# Problem to solve
Gather all lines in the entries that include the word "rapporter".

[begin Supplied data]

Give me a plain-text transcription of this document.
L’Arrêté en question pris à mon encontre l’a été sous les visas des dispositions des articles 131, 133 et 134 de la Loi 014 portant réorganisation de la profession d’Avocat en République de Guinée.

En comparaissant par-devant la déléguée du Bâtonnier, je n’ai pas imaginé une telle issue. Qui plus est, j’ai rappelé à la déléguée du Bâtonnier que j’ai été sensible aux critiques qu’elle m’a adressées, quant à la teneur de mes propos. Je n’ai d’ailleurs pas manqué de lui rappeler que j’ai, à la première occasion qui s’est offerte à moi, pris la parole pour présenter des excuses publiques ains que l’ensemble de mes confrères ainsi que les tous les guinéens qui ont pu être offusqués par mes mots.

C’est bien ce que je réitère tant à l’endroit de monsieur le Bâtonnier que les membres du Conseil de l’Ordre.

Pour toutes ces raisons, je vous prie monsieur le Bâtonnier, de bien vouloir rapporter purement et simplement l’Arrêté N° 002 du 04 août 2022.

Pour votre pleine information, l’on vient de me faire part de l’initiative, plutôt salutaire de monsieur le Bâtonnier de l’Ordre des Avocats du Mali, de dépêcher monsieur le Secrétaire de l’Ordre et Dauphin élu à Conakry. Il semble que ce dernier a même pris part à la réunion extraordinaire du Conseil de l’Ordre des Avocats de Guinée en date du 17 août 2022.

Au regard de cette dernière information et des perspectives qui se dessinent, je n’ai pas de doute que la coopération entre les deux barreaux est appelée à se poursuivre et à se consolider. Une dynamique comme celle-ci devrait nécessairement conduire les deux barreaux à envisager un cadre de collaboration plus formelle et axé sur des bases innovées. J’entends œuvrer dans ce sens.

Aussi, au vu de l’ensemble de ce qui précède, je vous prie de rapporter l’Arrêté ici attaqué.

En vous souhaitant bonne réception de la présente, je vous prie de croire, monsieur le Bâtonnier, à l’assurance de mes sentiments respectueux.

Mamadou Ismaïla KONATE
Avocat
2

[end Supplied data]

# Task response
Pour toutes ces raisons, je vous prie monsieur le Bâtonnier, de bien vouloir rapporter purement et simplement l’Arrêté N° 002 du 04 août 2022.
Aussi, au vu de l’ensemble de ce qui précède, je vous prie de rapporter l’Arrêté ici attaqué.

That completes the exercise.